● **WHAT IS NEEDED**: Please quote the material exactly, every line of it.
┌──
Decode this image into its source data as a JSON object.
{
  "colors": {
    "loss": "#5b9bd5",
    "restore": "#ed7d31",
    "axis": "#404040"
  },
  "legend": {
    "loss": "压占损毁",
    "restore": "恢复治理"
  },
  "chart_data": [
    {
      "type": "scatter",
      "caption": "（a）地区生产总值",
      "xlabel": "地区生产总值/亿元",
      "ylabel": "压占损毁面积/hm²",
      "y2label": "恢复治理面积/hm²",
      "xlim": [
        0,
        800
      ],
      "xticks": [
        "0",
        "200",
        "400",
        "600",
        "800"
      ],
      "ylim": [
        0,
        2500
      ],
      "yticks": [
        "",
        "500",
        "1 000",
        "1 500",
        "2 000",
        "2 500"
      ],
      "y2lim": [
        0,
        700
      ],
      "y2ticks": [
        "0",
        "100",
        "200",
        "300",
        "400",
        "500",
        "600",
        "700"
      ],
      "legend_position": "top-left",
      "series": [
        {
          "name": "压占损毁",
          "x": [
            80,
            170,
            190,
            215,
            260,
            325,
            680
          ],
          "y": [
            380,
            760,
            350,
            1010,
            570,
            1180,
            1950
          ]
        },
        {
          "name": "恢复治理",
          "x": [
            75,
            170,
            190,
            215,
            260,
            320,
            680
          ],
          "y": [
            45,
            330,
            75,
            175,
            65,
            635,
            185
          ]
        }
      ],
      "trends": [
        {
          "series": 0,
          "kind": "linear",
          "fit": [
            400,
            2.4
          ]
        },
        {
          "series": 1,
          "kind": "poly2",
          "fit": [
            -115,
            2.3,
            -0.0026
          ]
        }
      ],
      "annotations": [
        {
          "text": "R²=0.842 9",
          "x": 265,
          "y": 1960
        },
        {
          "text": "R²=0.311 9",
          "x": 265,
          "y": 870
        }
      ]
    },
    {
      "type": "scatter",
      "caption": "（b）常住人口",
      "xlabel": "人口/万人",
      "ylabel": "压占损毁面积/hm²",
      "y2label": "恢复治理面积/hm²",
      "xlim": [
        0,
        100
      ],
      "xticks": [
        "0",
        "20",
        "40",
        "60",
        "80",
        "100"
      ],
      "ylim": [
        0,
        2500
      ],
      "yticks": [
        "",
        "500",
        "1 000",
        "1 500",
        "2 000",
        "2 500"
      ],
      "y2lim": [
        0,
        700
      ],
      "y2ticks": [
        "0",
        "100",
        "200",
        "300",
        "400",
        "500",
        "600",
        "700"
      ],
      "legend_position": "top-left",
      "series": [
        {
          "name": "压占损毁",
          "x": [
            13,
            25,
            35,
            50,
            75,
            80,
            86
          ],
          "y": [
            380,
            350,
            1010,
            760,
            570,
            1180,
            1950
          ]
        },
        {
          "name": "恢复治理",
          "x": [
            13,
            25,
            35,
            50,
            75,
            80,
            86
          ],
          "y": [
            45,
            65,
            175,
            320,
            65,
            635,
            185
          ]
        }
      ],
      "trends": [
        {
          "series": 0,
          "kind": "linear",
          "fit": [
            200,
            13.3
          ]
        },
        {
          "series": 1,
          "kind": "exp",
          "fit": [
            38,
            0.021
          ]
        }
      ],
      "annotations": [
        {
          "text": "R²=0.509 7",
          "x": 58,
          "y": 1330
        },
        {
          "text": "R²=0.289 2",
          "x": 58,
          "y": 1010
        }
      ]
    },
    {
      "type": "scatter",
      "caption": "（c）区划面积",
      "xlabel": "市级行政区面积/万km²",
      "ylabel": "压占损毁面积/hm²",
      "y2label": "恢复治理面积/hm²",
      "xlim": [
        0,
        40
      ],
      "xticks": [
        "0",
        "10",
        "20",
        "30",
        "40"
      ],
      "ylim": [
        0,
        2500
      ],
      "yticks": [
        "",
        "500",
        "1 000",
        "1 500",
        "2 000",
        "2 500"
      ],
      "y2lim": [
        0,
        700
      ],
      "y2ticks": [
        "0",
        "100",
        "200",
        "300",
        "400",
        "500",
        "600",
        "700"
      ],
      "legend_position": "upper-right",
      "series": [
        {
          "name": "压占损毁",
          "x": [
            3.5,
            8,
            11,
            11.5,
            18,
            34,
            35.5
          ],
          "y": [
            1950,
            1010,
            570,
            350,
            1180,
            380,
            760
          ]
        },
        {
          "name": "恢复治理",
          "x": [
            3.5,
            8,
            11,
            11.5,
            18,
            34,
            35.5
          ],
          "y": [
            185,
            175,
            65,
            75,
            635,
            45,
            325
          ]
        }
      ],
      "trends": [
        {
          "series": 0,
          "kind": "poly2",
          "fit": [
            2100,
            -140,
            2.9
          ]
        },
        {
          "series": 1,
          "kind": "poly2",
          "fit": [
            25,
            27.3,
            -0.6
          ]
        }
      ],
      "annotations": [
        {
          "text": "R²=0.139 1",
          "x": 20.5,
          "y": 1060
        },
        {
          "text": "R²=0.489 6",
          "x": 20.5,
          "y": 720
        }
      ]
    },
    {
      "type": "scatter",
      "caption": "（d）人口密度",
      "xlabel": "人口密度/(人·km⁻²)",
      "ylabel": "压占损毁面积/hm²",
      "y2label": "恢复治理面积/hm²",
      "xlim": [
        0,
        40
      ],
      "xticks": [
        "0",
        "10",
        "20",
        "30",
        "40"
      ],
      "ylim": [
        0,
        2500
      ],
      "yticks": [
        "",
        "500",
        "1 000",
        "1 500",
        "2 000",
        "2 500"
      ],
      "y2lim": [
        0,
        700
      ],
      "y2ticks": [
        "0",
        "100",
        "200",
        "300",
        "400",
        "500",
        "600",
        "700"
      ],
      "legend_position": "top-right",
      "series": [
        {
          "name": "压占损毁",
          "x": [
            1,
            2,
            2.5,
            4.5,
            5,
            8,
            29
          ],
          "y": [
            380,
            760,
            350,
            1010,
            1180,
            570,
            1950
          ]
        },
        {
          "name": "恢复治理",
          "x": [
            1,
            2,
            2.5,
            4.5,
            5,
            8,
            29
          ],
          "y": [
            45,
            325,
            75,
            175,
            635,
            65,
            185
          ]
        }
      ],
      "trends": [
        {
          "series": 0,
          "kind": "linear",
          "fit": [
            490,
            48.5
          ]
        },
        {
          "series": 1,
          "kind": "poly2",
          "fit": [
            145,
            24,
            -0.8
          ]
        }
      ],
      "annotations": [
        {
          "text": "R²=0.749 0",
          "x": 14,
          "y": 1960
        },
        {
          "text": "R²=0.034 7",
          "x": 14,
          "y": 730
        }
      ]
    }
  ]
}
└──
● **TASK SOLUTION**:
Decode this image into its source data as a JSON object.
{
  "colors": {
    "loss": "#5b9bd5",
    "restore": "#ed7d31",
    "axis": "#404040"
  },
  "legend": {
    "loss": "压占损毁",
    "restore": "恢复治理"
  },
  "chart_data": [
    {
      "type": "scatter",
      "caption": "（a）地区生产总值",
      "xlabel": "地区生产总值/亿元",
      "ylabel": "压占损毁面积/hm²",
      "y2label": "恢复治理面积/hm²",
      "xlim": [
        0,
        800
      ],
      "xticks": [
        "0",
        "200",
        "400",
        "600",
        "800"
      ],
      "ylim": [
        0,
        2500
      ],
      "yticks": [
        "",
        "500",
        "1 000",
        "1 500",
        "2 000",
        "2 500"
      ],
      "y2lim": [
        0,
        700
      ],
      "y2ticks": [
        "0",
        "100",
        "200",
        "300",
        "400",
        "500",
        "600",
        "700"
      ],
      "legend_position": "top-left",
      "series": [
        {
          "name": "压占损毁",
          "x": [
            80,
            170,
            190,
            215,
            260,
            325,
            680
          ],
          "y": [
            380,
            760,
            350,
            1010,
            570,
            1180,
            1950
          ]
        },
        {
          "name": "恢复治理",
          "x": [
            75,
            170,
            190,
            215,
            260,
            320,
            680
          ],
          "y": [
            45,
            330,
            75,
            175,
            65,
            635,
            185
          ]
        }
      ],
      "trends": [
        {
          "series": 0,
          "kind": "linear",
          "fit": [
            400,
            2.4
          ]
        },
        {
          "series": 1,
          "kind": "poly2",
          "fit": [
            -115,
            2.3,
            -0.0026
          ]
        }
      ],
      "annotations": [
        {
          "text": "R²=0.842 9",
          "x": 265,
          "y": 1960
        },
        {
          "text": "R²=0.311 9",
          "x": 265,
          "y": 870
        }
      ]
    },
    {
      "type": "scatter",
      "caption": "（b）常住人口",
      "xlabel": "人口/万人",
      "ylabel": "压占损毁面积/hm²",
      "y2label": "恢复治理面积/hm²",
      "xlim": [
        0,
        100
      ],
      "xticks": [
        "0",
        "20",
        "40",
        "60",
        "80",
        "100"
      ],
      "ylim": [
        0,
        2500
      ],
      "yticks": [
        "",
        "500",
        "1 000",
        "1 500",
        "2 000",
        "2 500"
      ],
      "y2lim": [
        0,
        700
      ],
      "y2ticks": [
        "0",
        "100",
        "200",
        "300",
        "400",
        "500",
        "600",
        "700"
      ],
      "legend_position": "top-left",
      "series": [
        {
          "name": "压占损毁",
          "x": [
            13,
            25,
            35,
            50,
            75,
            80,
            86
          ],
          "y": [
            380,
            350,
            1010,
            760,
            570,
            1180,
            1950
          ]
        },
        {
          "name": "恢复治理",
          "x": [
            13,
            25,
            35,
            50,
            75,
            80,
            86
          ],
          "y": [
            45,
            65,
            175,
            320,
            65,
            635,
            185
          ]
        }
      ],
      "trends": [
        {
          "series": 0,
          "kind": "linear",
          "fit": [
            200,
            13.3
          ]
        },
        {
          "series": 1,
          "kind": "exp",
          "fit": [
            38,
            0.021
          ]
        }
      ],
      "annotations": [
        {
          "text": "R²=0.509 7",
          "x": 58,
          "y": 1330
        },
        {
          "text": "R²=0.289 2",
          "x": 58,
          "y": 1010
        }
      ]
    },
    {
      "type": "scatter",
      "caption": "（c）区划面积",
      "xlabel": "市级行政区面积/万km²",
      "ylabel": "压占损毁面积/hm²",
      "y2label": "恢复治理面积/hm²",
      "xlim": [
        0,
        40
      ],
      "xticks": [
        "0",
        "10",
        "20",
        "30",
        "40"
      ],
      "ylim": [
        0,
        2500
      ],
      "yticks": [
        "",
        "500",
        "1 000",
        "1 500",
        "2 000",
        "2 500"
      ],
      "y2lim": [
        0,
        700
      ],
      "y2ticks": [
        "0",
        "100",
        "200",
        "300",
        "400",
        "500",
        "600",
        "700"
      ],
      "legend_position": "upper-right",
      "series": [
        {
          "name": "压占损毁",
          "x": [
            3.5,
            8,
            11,
            11.5,
            18,
            34,
            35.5
          ],
          "y": [
            1950,
            1010,
            570,
            350,
            1180,
            380,
            760
          ]
        },
        {
          "name": "恢复治理",
          "x": [
            3.5,
            8,
            11,
            11.5,
            18,
            34,
            35.5
          ],
          "y": [
            185,
            175,
            65,
            75,
            635,
            45,
            325
          ]
        }
      ],
      "trends": [
        {
          "series": 0,
          "kind": "poly2",
          "fit": [
            2100,
            -140,
            2.9
          ]
        },
        {
          "series": 1,
          "kind": "poly2",
          "fit": [
            25,
            27.3,
            -0.6
          ]
        }
      ],
      "annotations": [
        {
          "text": "R²=0.139 1",
          "x": 20.5,
          "y": 1060
        },
        {
          "text": "R²=0.489 6",
          "x": 20.5,
          "y": 720
        }
      ]
    },
    {
      "type": "scatter",
      "caption": "（d）人口密度",
      "xlabel": "人口密度/(人·km⁻²)",
      "ylabel": "压占损毁面积/hm²",
      "y2label": "恢复治理面积/hm²",
      "xlim": [
        0,
        40
      ],
      "xticks": [
        "0",
        "10",
        "20",
        "30",
        "40"
      ],
      "ylim": [
        0,
        2500
      ],
      "yticks": [
        "",
        "500",
        "1 000",
        "1 500",
        "2 000",
        "2 500"
      ],
      "y2lim": [
        0,
        700
      ],
      "y2ticks": [
        "0",
        "100",
        "200",
        "300",
        "400",
        "500",
        "600",
        "700"
      ],
      "legend_position": "top-right",
      "series": [
        {
          "name": "压占损毁",
          "x": [
            1,
            2,
            2.5,
            4.5,
            5,
            8,
            29
          ],
          "y": [
            380,
            760,
            350,
            1010,
            1180,
            570,
            1950
          ]
        },
        {
          "name": "恢复治理",
          "x": [
            1,
            2,
            2.5,
            4.5,
            5,
            8,
            29
          ],
          "y": [
            45,
            325,
            75,
            175,
            635,
            65,
            185
          ]
        }
      ],
      "trends": [
        {
          "series": 0,
          "kind": "linear",
          "fit": [
            490,
            48.5
          ]
        },
        {
          "series": 1,
          "kind": "poly2",
          "fit": [
            145,
            24,
            -0.8
          ]
        }
      ],
      "annotations": [
        {
          "text": "R²=0.749 0",
          "x": 14,
          "y": 1960
        },
        {
          "text": "R²=0.034 7",
          "x": 14,
          "y": 730
        }
      ]
    }
  ]
}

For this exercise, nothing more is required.